(Records that describe figures)
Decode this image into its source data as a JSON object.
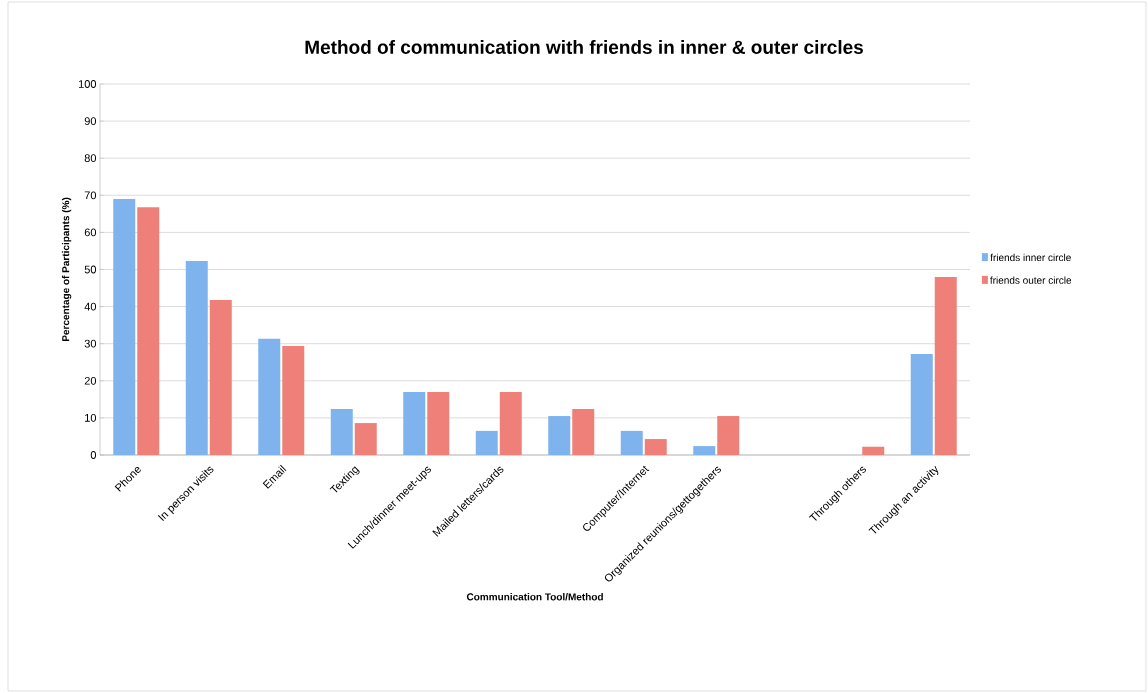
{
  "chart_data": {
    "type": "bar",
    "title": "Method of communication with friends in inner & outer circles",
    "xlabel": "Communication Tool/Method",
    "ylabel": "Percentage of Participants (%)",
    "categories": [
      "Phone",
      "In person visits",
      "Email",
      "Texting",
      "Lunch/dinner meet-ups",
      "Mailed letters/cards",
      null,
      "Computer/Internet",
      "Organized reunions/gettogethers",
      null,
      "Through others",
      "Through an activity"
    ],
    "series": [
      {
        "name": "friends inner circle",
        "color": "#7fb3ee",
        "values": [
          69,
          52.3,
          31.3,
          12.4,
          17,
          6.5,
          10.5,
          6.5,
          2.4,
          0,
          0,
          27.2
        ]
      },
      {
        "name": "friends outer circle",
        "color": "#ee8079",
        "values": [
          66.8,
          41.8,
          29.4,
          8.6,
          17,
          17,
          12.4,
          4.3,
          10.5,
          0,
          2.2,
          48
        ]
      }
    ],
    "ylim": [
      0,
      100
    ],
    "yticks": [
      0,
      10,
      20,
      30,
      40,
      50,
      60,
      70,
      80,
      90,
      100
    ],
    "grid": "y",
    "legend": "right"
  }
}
--
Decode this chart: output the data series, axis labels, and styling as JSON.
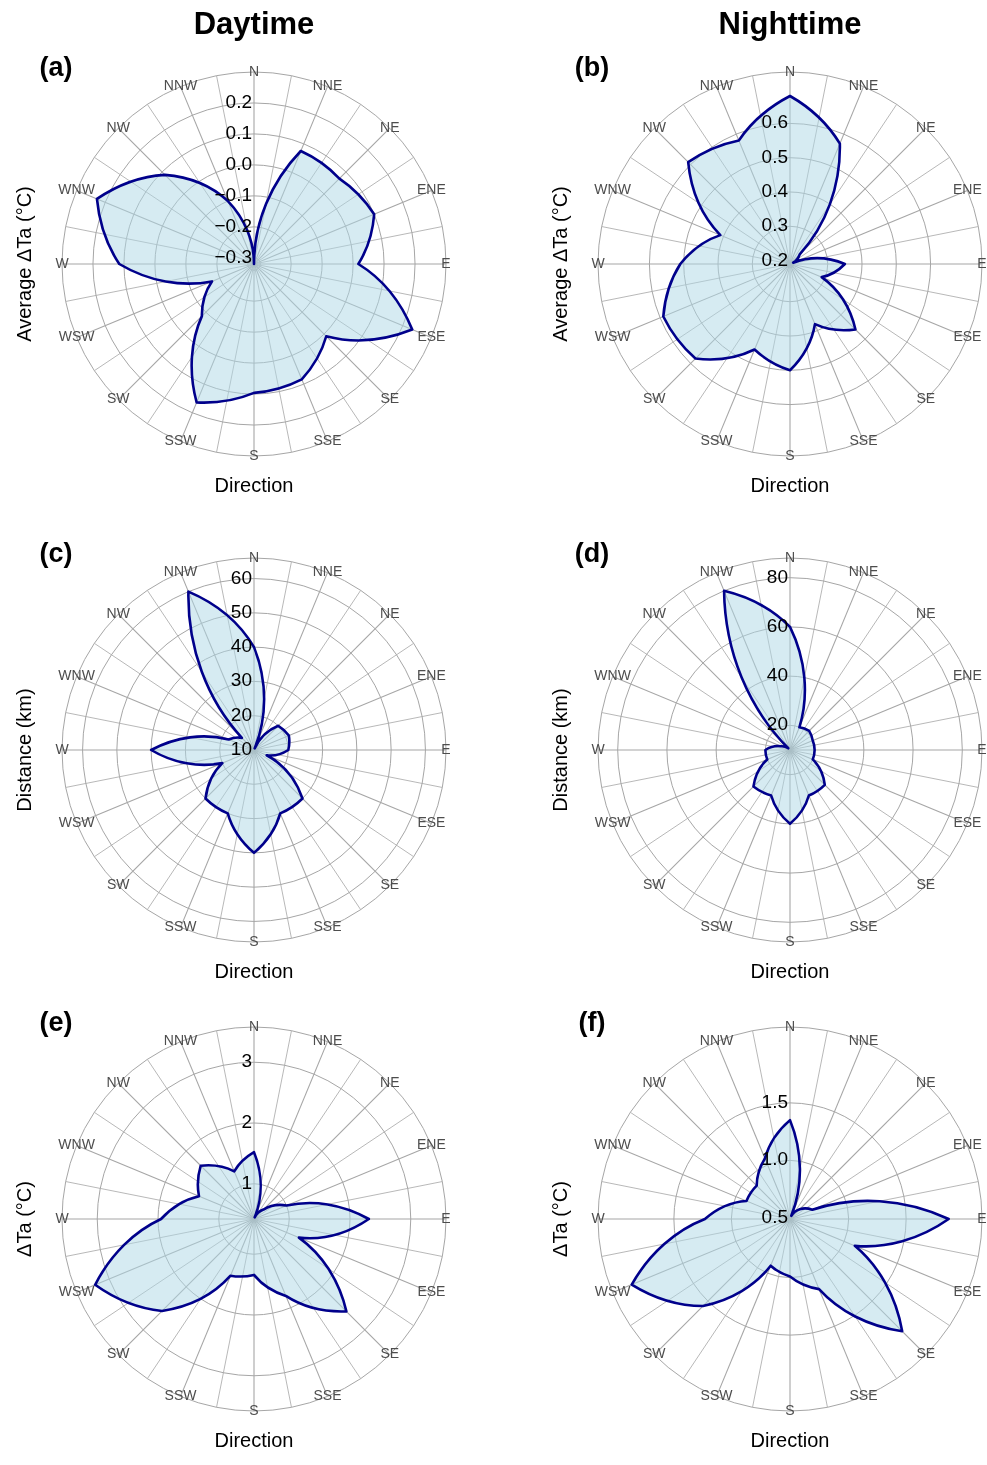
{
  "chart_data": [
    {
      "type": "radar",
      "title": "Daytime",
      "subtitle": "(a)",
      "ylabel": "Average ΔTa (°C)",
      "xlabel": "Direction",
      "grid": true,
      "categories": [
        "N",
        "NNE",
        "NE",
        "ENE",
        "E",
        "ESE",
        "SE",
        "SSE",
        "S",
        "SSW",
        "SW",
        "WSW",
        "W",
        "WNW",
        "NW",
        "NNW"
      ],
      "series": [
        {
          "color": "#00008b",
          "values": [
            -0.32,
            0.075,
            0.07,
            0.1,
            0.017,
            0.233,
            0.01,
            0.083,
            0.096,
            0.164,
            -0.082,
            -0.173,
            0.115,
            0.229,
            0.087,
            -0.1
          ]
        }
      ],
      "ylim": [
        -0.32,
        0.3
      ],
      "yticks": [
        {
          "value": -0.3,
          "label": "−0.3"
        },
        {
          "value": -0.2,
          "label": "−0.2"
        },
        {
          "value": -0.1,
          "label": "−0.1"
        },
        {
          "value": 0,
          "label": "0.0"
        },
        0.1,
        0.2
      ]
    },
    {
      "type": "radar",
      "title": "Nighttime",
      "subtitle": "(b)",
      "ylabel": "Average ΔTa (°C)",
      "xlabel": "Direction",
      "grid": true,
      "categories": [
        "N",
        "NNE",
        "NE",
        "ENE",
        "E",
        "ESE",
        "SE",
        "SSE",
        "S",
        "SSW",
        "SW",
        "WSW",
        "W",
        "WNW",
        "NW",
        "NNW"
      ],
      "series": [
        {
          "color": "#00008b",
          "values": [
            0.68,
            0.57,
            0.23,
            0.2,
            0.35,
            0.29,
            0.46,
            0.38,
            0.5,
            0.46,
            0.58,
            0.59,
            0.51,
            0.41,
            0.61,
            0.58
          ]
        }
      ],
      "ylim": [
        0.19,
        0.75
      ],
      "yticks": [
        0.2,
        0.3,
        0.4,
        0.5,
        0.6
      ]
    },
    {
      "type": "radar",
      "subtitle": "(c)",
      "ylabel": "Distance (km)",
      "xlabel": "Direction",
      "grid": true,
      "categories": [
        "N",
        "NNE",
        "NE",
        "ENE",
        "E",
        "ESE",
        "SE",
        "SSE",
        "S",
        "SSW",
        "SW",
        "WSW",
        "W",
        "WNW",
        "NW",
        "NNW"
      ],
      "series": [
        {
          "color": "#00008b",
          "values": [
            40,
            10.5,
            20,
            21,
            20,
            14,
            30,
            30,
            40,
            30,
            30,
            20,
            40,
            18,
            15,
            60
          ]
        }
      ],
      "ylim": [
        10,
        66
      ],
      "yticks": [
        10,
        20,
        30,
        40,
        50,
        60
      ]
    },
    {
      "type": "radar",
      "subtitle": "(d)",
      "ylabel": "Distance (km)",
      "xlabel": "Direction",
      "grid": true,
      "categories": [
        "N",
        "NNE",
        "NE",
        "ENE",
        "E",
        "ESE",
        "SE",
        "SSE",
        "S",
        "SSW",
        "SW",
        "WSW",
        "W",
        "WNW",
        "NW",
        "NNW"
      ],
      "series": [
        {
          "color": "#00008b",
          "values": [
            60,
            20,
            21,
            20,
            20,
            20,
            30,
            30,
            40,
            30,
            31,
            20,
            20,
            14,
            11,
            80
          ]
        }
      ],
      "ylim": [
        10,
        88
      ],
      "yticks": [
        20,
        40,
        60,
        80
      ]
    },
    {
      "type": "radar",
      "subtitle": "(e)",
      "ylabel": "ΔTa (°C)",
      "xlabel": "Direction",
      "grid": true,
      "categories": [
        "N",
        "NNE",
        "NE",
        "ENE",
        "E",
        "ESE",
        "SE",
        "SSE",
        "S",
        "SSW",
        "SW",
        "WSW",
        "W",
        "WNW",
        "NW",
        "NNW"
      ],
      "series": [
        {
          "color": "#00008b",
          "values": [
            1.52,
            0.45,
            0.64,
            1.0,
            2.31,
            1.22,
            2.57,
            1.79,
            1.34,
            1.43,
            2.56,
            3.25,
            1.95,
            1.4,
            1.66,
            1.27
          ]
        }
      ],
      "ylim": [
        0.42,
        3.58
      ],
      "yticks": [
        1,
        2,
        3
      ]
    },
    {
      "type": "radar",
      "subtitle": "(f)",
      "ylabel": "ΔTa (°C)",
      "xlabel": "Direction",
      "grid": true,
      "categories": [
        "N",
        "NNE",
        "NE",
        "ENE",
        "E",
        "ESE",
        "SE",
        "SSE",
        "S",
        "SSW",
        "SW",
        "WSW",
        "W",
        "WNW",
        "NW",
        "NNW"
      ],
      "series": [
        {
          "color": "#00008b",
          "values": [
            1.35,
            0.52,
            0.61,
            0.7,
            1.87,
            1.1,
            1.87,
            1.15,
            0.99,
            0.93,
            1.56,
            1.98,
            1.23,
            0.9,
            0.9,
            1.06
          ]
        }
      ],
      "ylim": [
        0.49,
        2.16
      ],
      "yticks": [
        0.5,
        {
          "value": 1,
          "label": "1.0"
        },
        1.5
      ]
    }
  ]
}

EXERCISE PROMPT:
The word "this" may occur in lines of the records. Report how many such lines there are, giving only the number.

EXERCISE RESULT:
2